■ WORK TO COMPLETE: Exactly reproduce each record listed below.

■ SUPPLIED DATA:
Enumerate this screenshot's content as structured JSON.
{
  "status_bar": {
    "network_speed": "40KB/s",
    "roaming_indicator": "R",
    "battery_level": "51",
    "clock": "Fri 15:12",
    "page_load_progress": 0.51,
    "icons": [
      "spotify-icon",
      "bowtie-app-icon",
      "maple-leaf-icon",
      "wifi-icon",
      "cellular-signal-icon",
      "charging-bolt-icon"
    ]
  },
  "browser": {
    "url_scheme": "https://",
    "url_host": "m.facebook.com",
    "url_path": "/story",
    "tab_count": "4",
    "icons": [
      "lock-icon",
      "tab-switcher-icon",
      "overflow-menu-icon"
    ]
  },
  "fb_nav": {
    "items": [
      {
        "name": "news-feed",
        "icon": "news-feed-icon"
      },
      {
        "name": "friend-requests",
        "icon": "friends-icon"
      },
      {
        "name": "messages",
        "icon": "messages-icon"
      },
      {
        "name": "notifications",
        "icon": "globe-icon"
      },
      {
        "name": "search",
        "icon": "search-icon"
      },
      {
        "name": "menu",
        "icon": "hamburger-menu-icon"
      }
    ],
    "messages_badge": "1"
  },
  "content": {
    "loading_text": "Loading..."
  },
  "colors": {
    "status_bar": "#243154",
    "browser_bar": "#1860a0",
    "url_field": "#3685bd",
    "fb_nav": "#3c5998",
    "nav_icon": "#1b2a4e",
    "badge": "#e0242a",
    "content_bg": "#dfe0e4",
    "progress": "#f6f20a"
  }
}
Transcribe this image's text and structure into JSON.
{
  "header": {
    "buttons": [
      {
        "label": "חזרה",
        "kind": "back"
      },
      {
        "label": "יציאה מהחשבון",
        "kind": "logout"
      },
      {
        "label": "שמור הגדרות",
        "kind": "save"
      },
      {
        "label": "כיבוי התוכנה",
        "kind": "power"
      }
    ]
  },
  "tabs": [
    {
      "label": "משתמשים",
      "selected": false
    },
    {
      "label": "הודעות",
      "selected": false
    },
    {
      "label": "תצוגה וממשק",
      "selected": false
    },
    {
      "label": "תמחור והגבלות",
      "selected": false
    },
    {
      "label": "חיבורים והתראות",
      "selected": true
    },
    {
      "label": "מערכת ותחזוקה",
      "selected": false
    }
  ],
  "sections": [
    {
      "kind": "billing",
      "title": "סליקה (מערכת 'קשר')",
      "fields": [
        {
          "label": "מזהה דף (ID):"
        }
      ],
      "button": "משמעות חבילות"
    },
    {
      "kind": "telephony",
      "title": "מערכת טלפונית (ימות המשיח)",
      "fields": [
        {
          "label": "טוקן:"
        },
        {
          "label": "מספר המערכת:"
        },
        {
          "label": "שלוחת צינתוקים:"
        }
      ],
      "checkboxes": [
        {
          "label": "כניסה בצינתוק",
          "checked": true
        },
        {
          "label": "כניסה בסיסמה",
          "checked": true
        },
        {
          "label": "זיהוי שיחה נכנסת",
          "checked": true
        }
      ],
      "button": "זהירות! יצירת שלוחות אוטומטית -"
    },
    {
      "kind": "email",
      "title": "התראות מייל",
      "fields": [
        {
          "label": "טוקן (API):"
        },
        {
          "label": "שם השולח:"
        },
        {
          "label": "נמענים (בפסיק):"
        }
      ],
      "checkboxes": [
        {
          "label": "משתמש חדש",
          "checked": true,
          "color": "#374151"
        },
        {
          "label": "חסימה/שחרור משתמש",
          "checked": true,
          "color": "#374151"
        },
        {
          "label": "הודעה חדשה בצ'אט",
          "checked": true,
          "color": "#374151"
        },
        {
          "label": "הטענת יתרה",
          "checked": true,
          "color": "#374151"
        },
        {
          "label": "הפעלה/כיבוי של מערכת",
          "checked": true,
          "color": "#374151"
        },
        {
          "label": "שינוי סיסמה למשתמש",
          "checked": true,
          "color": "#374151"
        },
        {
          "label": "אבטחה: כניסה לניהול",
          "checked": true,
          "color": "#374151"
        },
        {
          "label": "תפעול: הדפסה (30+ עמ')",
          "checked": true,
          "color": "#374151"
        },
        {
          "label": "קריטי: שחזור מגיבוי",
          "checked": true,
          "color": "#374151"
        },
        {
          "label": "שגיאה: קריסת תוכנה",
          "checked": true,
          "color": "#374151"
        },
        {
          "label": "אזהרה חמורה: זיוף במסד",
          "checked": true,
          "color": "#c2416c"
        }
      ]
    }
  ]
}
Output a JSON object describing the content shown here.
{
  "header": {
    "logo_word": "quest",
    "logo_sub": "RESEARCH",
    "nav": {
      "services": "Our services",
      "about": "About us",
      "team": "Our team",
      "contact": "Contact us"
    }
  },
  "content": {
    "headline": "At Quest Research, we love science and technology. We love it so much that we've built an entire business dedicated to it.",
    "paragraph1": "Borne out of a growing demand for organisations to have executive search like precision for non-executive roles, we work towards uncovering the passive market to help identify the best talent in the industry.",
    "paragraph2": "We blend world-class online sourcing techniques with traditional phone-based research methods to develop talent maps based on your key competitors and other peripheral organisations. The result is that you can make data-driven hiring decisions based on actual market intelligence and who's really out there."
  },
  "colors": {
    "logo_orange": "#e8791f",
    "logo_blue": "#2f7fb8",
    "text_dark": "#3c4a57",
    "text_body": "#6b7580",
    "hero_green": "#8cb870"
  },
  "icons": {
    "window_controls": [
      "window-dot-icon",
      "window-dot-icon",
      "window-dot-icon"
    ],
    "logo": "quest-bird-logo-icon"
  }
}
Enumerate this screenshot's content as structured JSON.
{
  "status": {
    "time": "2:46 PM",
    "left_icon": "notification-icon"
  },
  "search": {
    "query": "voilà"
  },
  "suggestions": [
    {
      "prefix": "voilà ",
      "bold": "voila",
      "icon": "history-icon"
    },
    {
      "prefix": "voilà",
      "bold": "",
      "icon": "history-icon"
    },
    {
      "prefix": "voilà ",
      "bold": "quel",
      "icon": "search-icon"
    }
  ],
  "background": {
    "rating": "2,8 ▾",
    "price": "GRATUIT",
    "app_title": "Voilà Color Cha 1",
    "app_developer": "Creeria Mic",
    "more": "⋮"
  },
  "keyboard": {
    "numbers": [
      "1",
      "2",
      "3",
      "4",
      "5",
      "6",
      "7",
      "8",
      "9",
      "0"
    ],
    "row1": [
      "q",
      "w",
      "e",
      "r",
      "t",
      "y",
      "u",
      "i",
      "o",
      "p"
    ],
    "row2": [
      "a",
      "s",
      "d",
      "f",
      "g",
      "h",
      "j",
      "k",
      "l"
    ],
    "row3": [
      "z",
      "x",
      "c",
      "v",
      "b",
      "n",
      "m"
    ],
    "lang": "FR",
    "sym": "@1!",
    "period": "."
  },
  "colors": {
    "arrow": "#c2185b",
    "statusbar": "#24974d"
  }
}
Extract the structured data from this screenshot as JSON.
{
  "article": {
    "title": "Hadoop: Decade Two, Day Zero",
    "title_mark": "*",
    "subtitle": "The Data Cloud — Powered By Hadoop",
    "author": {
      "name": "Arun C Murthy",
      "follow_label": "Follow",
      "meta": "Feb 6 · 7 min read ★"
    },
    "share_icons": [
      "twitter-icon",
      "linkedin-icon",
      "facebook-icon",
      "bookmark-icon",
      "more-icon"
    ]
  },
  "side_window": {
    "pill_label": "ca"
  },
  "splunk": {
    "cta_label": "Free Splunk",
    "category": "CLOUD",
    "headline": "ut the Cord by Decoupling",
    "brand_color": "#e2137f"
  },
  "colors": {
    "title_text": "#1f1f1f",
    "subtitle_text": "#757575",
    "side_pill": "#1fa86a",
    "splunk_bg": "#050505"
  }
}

■ ANSWER BELOW:
Enumerate this screenshot's content as structured JSON.
{
  "status_bar": {
    "network_speed": "40KB/s",
    "roaming_indicator": "R",
    "battery_level": "51",
    "clock": "Fri 15:12",
    "page_load_progress": 0.51,
    "icons": [
      "spotify-icon",
      "bowtie-app-icon",
      "maple-leaf-icon",
      "wifi-icon",
      "cellular-signal-icon",
      "charging-bolt-icon"
    ]
  },
  "browser": {
    "url_scheme": "https://",
    "url_host": "m.facebook.com",
    "url_path": "/story",
    "tab_count": "4",
    "icons": [
      "lock-icon",
      "tab-switcher-icon",
      "overflow-menu-icon"
    ]
  },
  "fb_nav": {
    "items": [
      {
        "name": "news-feed",
        "icon": "news-feed-icon"
      },
      {
        "name": "friend-requests",
        "icon": "friends-icon"
      },
      {
        "name": "messages",
        "icon": "messages-icon"
      },
      {
        "name": "notifications",
        "icon": "globe-icon"
      },
      {
        "name": "search",
        "icon": "search-icon"
      },
      {
        "name": "menu",
        "icon": "hamburger-menu-icon"
      }
    ],
    "messages_badge": "1"
  },
  "content": {
    "loading_text": "Loading..."
  },
  "colors": {
    "status_bar": "#243154",
    "browser_bar": "#1860a0",
    "url_field": "#3685bd",
    "fb_nav": "#3c5998",
    "nav_icon": "#1b2a4e",
    "badge": "#e0242a",
    "content_bg": "#dfe0e4",
    "progress": "#f6f20a"
  }
}
Transcribe this image's text and structure into JSON.
{
  "header": {
    "buttons": [
      {
        "label": "חזרה",
        "kind": "back"
      },
      {
        "label": "יציאה מהחשבון",
        "kind": "logout"
      },
      {
        "label": "שמור הגדרות",
        "kind": "save"
      },
      {
        "label": "כיבוי התוכנה",
        "kind": "power"
      }
    ]
  },
  "tabs": [
    {
      "label": "משתמשים",
      "selected": false
    },
    {
      "label": "הודעות",
      "selected": false
    },
    {
      "label": "תצוגה וממשק",
      "selected": false
    },
    {
      "label": "תמחור והגבלות",
      "selected": false
    },
    {
      "label": "חיבורים והתראות",
      "selected": true
    },
    {
      "label": "מערכת ותחזוקה",
      "selected": false
    }
  ],
  "sections": [
    {
      "kind": "billing",
      "title": "סליקה (מערכת 'קשר')",
      "fields": [
        {
          "label": "מזהה דף (ID):"
        }
      ],
      "button": "משמעות חבילות"
    },
    {
      "kind": "telephony",
      "title": "מערכת טלפונית (ימות המשיח)",
      "fields": [
        {
          "label": "טוקן:"
        },
        {
          "label": "מספר המערכת:"
        },
        {
          "label": "שלוחת צינתוקים:"
        }
      ],
      "checkboxes": [
        {
          "label": "כניסה בצינתוק",
          "checked": true
        },
        {
          "label": "כניסה בסיסמה",
          "checked": true
        },
        {
          "label": "זיהוי שיחה נכנסת",
          "checked": true
        }
      ],
      "button": "זהירות! יצירת שלוחות אוטומטית -"
    },
    {
      "kind": "email",
      "title": "התראות מייל",
      "fields": [
        {
          "label": "טוקן (API):"
        },
        {
          "label": "שם השולח:"
        },
        {
          "label": "נמענים (בפסיק):"
        }
      ],
      "checkboxes": [
        {
          "label": "משתמש חדש",
          "checked": true,
          "color": "#374151"
        },
        {
          "label": "חסימה/שחרור משתמש",
          "checked": true,
          "color": "#374151"
        },
        {
          "label": "הודעה חדשה בצ'אט",
          "checked": true,
          "color": "#374151"
        },
        {
          "label": "הטענת יתרה",
          "checked": true,
          "color": "#374151"
        },
        {
          "label": "הפעלה/כיבוי של מערכת",
          "checked": true,
          "color": "#374151"
        },
        {
          "label": "שינוי סיסמה למשתמש",
          "checked": true,
          "color": "#374151"
        },
        {
          "label": "אבטחה: כניסה לניהול",
          "checked": true,
          "color": "#374151"
        },
        {
          "label": "תפעול: הדפסה (30+ עמ')",
          "checked": true,
          "color": "#374151"
        },
        {
          "label": "קריטי: שחזור מגיבוי",
          "checked": true,
          "color": "#374151"
        },
        {
          "label": "שגיאה: קריסת תוכנה",
          "checked": true,
          "color": "#374151"
        },
        {
          "label": "אזהרה חמורה: זיוף במסד",
          "checked": true,
          "color": "#c2416c"
        }
      ]
    }
  ]
}
Output a JSON object describing the content shown here.
{
  "header": {
    "logo_word": "quest",
    "logo_sub": "RESEARCH",
    "nav": {
      "services": "Our services",
      "about": "About us",
      "team": "Our team",
      "contact": "Contact us"
    }
  },
  "content": {
    "headline": "At Quest Research, we love science and technology. We love it so much that we've built an entire business dedicated to it.",
    "paragraph1": "Borne out of a growing demand for organisations to have executive search like precision for non-executive roles, we work towards uncovering the passive market to help identify the best talent in the industry.",
    "paragraph2": "We blend world-class online sourcing techniques with traditional phone-based research methods to develop talent maps based on your key competitors and other peripheral organisations. The result is that you can make data-driven hiring decisions based on actual market intelligence and who's really out there."
  },
  "colors": {
    "logo_orange": "#e8791f",
    "logo_blue": "#2f7fb8",
    "text_dark": "#3c4a57",
    "text_body": "#6b7580",
    "hero_green": "#8cb870"
  },
  "icons": {
    "window_controls": [
      "window-dot-icon",
      "window-dot-icon",
      "window-dot-icon"
    ],
    "logo": "quest-bird-logo-icon"
  }
}
Enumerate this screenshot's content as structured JSON.
{
  "status": {
    "time": "2:46 PM",
    "left_icon": "notification-icon"
  },
  "search": {
    "query": "voilà"
  },
  "suggestions": [
    {
      "prefix": "voilà ",
      "bold": "voila",
      "icon": "history-icon"
    },
    {
      "prefix": "voilà",
      "bold": "",
      "icon": "history-icon"
    },
    {
      "prefix": "voilà ",
      "bold": "quel",
      "icon": "search-icon"
    }
  ],
  "background": {
    "rating": "2,8 ▾",
    "price": "GRATUIT",
    "app_title": "Voilà Color Cha 1",
    "app_developer": "Creeria Mic",
    "more": "⋮"
  },
  "keyboard": {
    "numbers": [
      "1",
      "2",
      "3",
      "4",
      "5",
      "6",
      "7",
      "8",
      "9",
      "0"
    ],
    "row1": [
      "q",
      "w",
      "e",
      "r",
      "t",
      "y",
      "u",
      "i",
      "o",
      "p"
    ],
    "row2": [
      "a",
      "s",
      "d",
      "f",
      "g",
      "h",
      "j",
      "k",
      "l"
    ],
    "row3": [
      "z",
      "x",
      "c",
      "v",
      "b",
      "n",
      "m"
    ],
    "lang": "FR",
    "sym": "@1!",
    "period": "."
  },
  "colors": {
    "arrow": "#c2185b",
    "statusbar": "#24974d"
  }
}
Extract the structured data from this screenshot as JSON.
{
  "article": {
    "title": "Hadoop: Decade Two, Day Zero",
    "title_mark": "*",
    "subtitle": "The Data Cloud — Powered By Hadoop",
    "author": {
      "name": "Arun C Murthy",
      "follow_label": "Follow",
      "meta": "Feb 6 · 7 min read ★"
    },
    "share_icons": [
      "twitter-icon",
      "linkedin-icon",
      "facebook-icon",
      "bookmark-icon",
      "more-icon"
    ]
  },
  "side_window": {
    "pill_label": "ca"
  },
  "splunk": {
    "cta_label": "Free Splunk",
    "category": "CLOUD",
    "headline": "ut the Cord by Decoupling",
    "brand_color": "#e2137f"
  },
  "colors": {
    "title_text": "#1f1f1f",
    "subtitle_text": "#757575",
    "side_pill": "#1fa86a",
    "splunk_bg": "#050505"
  }
}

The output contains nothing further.